▶ GIVEN INSTRUCTION: Recast each line of the listing below as a JSON list of strings, one string per line, skipping blank lines. Leave the pictures out of your answer.

▶ Layout dataset listing:
►

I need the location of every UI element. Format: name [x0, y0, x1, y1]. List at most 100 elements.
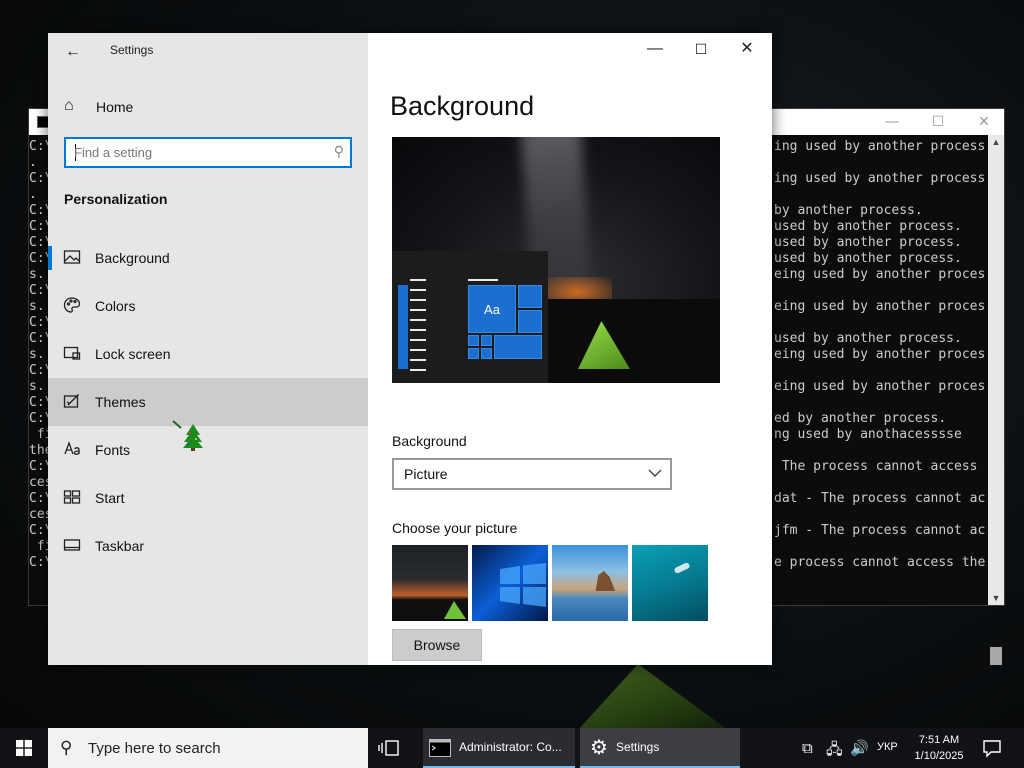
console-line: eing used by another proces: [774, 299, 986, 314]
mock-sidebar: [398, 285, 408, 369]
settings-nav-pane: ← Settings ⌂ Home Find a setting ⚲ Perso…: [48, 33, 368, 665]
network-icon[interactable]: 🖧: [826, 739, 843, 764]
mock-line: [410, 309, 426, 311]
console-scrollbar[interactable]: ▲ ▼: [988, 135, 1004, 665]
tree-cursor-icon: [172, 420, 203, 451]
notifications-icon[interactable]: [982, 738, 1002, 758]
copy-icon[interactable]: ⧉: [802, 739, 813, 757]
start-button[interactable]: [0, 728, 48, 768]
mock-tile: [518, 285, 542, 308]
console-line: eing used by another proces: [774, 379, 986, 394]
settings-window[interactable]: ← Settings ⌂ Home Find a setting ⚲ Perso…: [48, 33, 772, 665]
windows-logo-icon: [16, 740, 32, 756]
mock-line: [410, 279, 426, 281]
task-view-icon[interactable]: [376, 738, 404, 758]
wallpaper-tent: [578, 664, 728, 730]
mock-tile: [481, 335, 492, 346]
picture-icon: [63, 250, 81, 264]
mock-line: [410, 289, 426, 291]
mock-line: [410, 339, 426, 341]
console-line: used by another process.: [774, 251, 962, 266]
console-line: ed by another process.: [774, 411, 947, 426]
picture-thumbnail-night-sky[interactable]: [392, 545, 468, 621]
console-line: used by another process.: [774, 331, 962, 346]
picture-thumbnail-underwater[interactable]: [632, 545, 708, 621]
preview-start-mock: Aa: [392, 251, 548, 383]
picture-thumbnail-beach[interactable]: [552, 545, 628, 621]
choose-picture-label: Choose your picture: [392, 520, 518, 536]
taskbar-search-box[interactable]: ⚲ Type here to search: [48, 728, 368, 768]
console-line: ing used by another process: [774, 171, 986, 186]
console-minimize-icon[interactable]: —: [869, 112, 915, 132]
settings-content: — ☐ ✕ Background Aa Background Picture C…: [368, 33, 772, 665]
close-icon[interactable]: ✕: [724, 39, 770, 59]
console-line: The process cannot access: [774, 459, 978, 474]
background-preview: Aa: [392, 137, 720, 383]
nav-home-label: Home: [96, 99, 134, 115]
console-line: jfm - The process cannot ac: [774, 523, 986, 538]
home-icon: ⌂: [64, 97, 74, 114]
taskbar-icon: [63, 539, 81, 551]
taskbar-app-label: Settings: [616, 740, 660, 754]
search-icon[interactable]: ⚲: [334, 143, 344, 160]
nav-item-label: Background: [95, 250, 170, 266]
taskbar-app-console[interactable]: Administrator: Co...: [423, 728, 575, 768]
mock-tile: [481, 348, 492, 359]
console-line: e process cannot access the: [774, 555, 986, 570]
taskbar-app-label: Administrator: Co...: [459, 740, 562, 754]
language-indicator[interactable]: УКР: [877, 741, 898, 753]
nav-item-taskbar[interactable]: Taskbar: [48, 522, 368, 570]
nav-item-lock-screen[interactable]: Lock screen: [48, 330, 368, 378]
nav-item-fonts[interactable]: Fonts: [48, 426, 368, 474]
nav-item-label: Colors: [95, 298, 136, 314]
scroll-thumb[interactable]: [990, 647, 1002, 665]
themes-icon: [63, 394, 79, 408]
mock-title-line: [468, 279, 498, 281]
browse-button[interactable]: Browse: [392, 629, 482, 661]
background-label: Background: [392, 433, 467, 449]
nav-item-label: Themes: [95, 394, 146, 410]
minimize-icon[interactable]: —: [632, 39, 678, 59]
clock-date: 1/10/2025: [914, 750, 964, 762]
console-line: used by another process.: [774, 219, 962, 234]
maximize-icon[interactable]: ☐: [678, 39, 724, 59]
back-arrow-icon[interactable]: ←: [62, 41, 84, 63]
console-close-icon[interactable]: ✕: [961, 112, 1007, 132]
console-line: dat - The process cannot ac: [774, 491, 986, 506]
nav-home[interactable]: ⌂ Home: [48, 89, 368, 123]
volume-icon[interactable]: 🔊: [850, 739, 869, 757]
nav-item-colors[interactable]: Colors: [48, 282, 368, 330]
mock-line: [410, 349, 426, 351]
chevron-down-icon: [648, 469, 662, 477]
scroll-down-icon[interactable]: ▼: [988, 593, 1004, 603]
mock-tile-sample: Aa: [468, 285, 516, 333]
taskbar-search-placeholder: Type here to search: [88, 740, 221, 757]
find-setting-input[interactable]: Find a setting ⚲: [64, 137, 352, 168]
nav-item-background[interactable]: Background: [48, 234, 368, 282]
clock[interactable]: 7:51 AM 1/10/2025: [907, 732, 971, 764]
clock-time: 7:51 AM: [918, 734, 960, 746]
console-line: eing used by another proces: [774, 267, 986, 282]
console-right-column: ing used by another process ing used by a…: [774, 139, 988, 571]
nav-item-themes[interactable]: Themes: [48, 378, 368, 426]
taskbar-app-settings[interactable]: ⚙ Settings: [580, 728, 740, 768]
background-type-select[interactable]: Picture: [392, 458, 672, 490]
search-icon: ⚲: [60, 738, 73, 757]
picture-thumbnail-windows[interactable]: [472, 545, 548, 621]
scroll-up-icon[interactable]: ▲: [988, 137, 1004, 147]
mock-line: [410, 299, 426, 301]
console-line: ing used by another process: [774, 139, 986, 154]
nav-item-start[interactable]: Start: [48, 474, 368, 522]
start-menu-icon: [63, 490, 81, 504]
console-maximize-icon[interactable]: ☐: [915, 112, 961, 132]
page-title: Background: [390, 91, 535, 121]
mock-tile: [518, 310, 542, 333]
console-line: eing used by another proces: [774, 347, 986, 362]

◄

▶ CORRECT ANSWER:
[
  "I need the location of every UI element. Format: name [x0, y0, x1, y1]. List at most 100 elements.",
  "console-line: eing used by another proces: [774, 299, 986, 314]",
  "mock-sidebar: [398, 285, 408, 369]",
  "settings-nav-pane: ← Settings ⌂ Home Find a setting ⚲ Perso…: [48, 33, 368, 665]",
  "network-icon[interactable]: 🖧: [826, 739, 843, 764]",
  "mock-line: [410, 309, 426, 311]",
  "console-scrollbar[interactable]: ▲ ▼: [988, 135, 1004, 665]",
  "tree-cursor-icon: [172, 420, 203, 451]",
  "notifications-icon[interactable]: [982, 738, 1002, 758]",
  "copy-icon[interactable]: ⧉: [802, 739, 813, 757]",
  "start-button[interactable]: [0, 728, 48, 768]",
  "mock-tile: [518, 285, 542, 308]",
  "console-line: eing used by another proces: [774, 379, 986, 394]",
  "settings-window[interactable]: ← Settings ⌂ Home Find a setting ⚲ Perso…: [48, 33, 772, 665]",
  "windows-logo-icon: [16, 740, 32, 756]",
  "mock-line: [410, 279, 426, 281]",
  "task-view-icon[interactable]: [376, 738, 404, 758]",
  "wallpaper-tent: [578, 664, 728, 730]",
  "mock-tile: [481, 335, 492, 346]",
  "picture-icon: [63, 250, 81, 264]",
  "mock-line: [410, 289, 426, 291]",
  "mock-line: [410, 339, 426, 341]",
  "console-line: used by another process.: [774, 251, 962, 266]",
  "console-line: ed by another process.: [774, 411, 947, 426]",
  "picture-thumbnail-night-sky[interactable]: [392, 545, 468, 621]",
  "console-line: used by another process.: [774, 331, 962, 346]",
  "picture-thumbnail-underwater[interactable]: [632, 545, 708, 621]",
  "preview-start-mock: Aa: [392, 251, 548, 383]",
  "picture-thumbnail-beach[interactable]: [552, 545, 628, 621]",
  "choose-picture-label: Choose your picture: [392, 520, 518, 536]",
  "taskbar-search-box[interactable]: ⚲ Type here to search: [48, 728, 368, 768]",
  "console-line: ing used by another process: [774, 171, 986, 186]",
  "console-minimize-icon[interactable]: —: [869, 112, 915, 132]",
  "settings-content: — ☐ ✕ Background Aa Background Picture C…: [368, 33, 772, 665]",
  "close-icon[interactable]: ✕: [724, 39, 770, 59]",
  "console-line: The process cannot access: [774, 459, 978, 474]",
  "background-preview: Aa: [392, 137, 720, 383]",
  "nav-home-label: Home: [96, 99, 134, 115]",
  "console-line: jfm - The process cannot ac: [774, 523, 986, 538]",
  "home-icon: ⌂: [64, 97, 74, 114]",
  "taskbar-icon: [63, 539, 81, 551]",
  "taskbar-app-label: Settings: [616, 740, 660, 754]",
  "search-icon[interactable]: ⚲: [334, 143, 344, 160]",
  "nav-item-label: Background: [95, 250, 170, 266]",
  "taskbar-app-console[interactable]: Administrator: Co...: [423, 728, 575, 768]",
  "mock-tile: [481, 348, 492, 359]",
  "console-line: e process cannot access the: [774, 555, 986, 570]",
  "taskbar-app-label: Administrator: Co...: [459, 740, 562, 754]",
  "language-indicator[interactable]: УКР: [877, 741, 898, 753]",
  "nav-item-taskbar[interactable]: Taskbar: [48, 522, 368, 570]",
  "nav-item-lock-screen[interactable]: Lock screen: [48, 330, 368, 378]",
  "nav-item-fonts[interactable]: Fonts: [48, 426, 368, 474]",
  "nav-item-label: Colors: [95, 298, 136, 314]",
  "scroll-thumb[interactable]: [990, 647, 1002, 665]",
  "themes-icon: [63, 394, 79, 408]",
  "mock-title-line: [468, 279, 498, 281]",
  "browse-button[interactable]: Browse: [392, 629, 482, 661]",
  "background-label: Background: [392, 433, 467, 449]",
  "nav-item-label: Themes: [95, 394, 146, 410]",
  "minimize-icon[interactable]: —: [632, 39, 678, 59]",
  "clock-date: 1/10/2025: [914, 750, 964, 762]",
  "console-line: used by another process.: [774, 219, 962, 234]",
  "maximize-icon[interactable]: ☐: [678, 39, 724, 59]",
  "back-arrow-icon[interactable]: ←: [62, 41, 84, 63]",
  "console-close-icon[interactable]: ✕: [961, 112, 1007, 132]",
  "console-line: dat - The process cannot ac: [774, 491, 986, 506]",
  "nav-home[interactable]: ⌂ Home: [48, 89, 368, 123]",
  "volume-icon[interactable]: 🔊: [850, 739, 869, 757]",
  "nav-item-colors[interactable]: Colors: [48, 282, 368, 330]",
  "mock-line: [410, 349, 426, 351]",
  "chevron-down-icon: [648, 469, 662, 477]",
  "scroll-down-icon[interactable]: ▼: [988, 593, 1004, 603]",
  "mock-tile-sample: Aa: [468, 285, 516, 333]",
  "taskbar-search-placeholder: Type here to search: [88, 740, 221, 757]",
  "find-setting-input[interactable]: Find a setting ⚲: [64, 137, 352, 168]",
  "nav-item-background[interactable]: Background: [48, 234, 368, 282]",
  "clock[interactable]: 7:51 AM 1/10/2025: [907, 732, 971, 764]",
  "clock-time: 7:51 AM: [918, 734, 960, 746]",
  "console-line: eing used by another proces: [774, 267, 986, 282]",
  "console-right-column: ing used by another process ing used by a…: [774, 139, 988, 571]",
  "nav-item-themes[interactable]: Themes: [48, 378, 368, 426]",
  "taskbar-app-settings[interactable]: ⚙ Settings: [580, 728, 740, 768]",
  "background-type-select[interactable]: Picture: [392, 458, 672, 490]",
  "search-icon: ⚲: [60, 738, 73, 757]",
  "picture-thumbnail-windows[interactable]: [472, 545, 548, 621]",
  "scroll-up-icon[interactable]: ▲: [988, 137, 1004, 147]",
  "mock-line: [410, 299, 426, 301]",
  "console-line: ing used by another process: [774, 139, 986, 154]",
  "nav-item-start[interactable]: Start: [48, 474, 368, 522]",
  "start-menu-icon: [63, 490, 81, 504]",
  "console-maximize-icon[interactable]: ☐: [915, 112, 961, 132]",
  "page-title: Background: [390, 91, 535, 121]",
  "mock-tile: [518, 310, 542, 333]",
  "console-line: eing used by another proces: [774, 347, 986, 362]"
]